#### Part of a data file
○ ○ ○ ○ ○ ○ ○
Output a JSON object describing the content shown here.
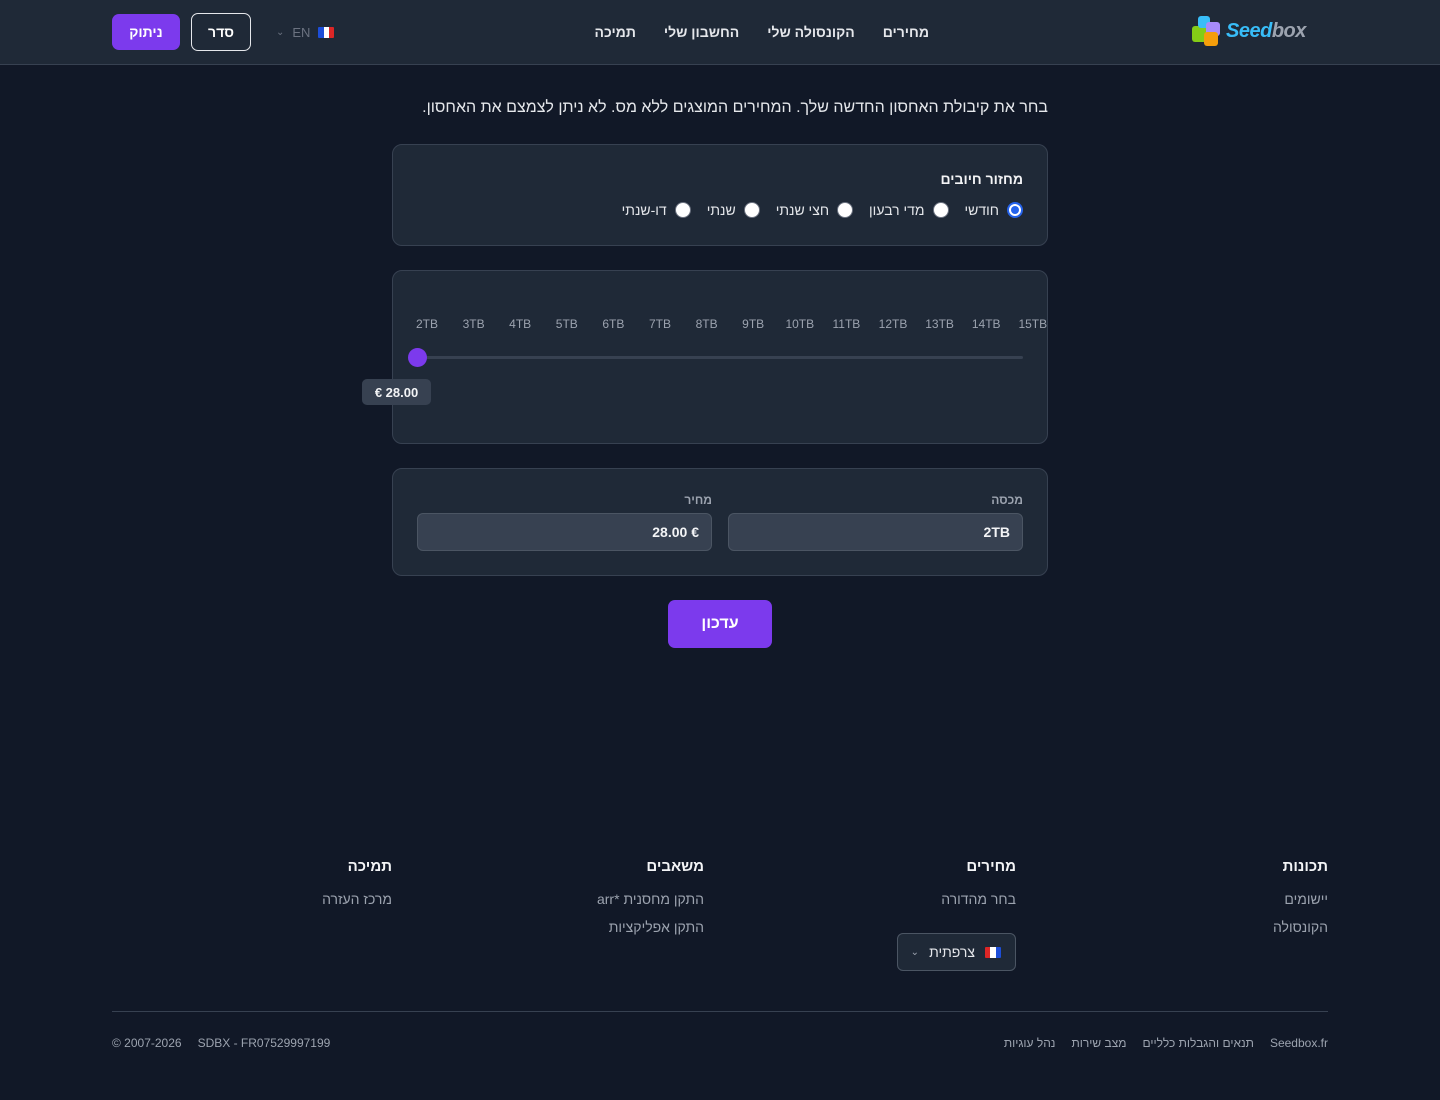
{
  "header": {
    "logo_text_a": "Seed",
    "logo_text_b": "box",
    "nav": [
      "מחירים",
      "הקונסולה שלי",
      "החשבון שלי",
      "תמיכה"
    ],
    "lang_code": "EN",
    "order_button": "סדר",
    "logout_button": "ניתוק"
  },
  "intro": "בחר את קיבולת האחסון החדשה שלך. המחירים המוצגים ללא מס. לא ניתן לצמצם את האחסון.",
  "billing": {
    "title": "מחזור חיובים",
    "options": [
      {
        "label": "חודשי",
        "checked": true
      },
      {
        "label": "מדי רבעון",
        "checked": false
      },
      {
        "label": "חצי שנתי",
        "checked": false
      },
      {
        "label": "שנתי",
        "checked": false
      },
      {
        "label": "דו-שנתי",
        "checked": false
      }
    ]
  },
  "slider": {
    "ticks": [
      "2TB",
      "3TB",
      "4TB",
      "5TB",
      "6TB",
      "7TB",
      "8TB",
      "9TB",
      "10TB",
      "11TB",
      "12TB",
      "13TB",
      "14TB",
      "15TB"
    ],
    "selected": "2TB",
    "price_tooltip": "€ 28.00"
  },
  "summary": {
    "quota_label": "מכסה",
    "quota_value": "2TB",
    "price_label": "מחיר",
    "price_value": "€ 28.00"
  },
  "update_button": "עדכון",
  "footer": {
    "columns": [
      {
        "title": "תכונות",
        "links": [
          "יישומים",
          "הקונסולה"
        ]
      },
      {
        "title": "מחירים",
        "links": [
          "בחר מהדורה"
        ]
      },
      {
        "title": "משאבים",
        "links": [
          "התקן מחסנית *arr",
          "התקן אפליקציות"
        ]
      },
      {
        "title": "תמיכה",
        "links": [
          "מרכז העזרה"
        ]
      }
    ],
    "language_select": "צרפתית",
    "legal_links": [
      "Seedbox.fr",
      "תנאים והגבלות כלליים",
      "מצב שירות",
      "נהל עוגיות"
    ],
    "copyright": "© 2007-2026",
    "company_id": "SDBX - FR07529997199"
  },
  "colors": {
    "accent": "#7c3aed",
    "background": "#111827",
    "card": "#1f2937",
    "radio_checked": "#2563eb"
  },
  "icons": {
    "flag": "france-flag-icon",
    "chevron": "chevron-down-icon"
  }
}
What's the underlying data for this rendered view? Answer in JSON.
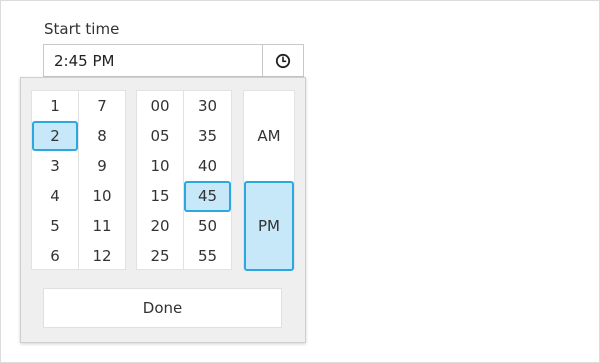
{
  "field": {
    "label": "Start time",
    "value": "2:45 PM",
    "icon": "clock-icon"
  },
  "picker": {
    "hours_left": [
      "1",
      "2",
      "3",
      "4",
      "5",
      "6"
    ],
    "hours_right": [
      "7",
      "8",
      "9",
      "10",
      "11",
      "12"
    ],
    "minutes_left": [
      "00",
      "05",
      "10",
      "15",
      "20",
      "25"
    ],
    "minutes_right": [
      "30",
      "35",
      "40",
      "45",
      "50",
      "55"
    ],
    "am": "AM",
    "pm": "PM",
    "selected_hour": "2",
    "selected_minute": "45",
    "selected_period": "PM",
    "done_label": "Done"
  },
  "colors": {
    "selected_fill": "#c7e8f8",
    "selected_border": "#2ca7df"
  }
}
○ ○ ○ ○ ○ ○ ○
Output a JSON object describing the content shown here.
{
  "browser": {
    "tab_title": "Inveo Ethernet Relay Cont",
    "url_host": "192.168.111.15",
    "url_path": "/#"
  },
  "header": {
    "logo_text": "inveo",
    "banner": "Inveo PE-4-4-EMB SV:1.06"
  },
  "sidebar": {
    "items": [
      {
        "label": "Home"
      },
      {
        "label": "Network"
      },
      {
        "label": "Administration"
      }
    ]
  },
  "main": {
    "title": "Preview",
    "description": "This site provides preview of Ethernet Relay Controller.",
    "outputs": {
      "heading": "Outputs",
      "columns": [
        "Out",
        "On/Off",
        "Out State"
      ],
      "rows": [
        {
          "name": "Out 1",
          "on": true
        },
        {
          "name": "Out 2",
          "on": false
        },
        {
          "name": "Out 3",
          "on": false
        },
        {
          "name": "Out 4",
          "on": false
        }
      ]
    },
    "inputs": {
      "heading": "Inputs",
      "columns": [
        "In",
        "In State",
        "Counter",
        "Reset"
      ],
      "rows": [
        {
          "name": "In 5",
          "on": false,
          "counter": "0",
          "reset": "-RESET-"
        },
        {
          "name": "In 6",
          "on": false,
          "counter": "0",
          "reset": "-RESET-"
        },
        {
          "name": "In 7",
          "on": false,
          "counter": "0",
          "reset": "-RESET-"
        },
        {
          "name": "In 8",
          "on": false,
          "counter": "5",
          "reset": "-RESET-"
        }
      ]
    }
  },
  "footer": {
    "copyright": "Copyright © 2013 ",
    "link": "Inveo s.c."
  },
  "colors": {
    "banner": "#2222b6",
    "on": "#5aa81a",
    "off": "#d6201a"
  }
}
○ ○ ○ ○ ○ ○ ○
#### What to do
Return only those lines of the records that contain the string "Ethernet".

#### Answer below
    "tab_title": "Inveo Ethernet Relay Cont",
    "description": "This site provides preview of Ethernet Relay Controller.",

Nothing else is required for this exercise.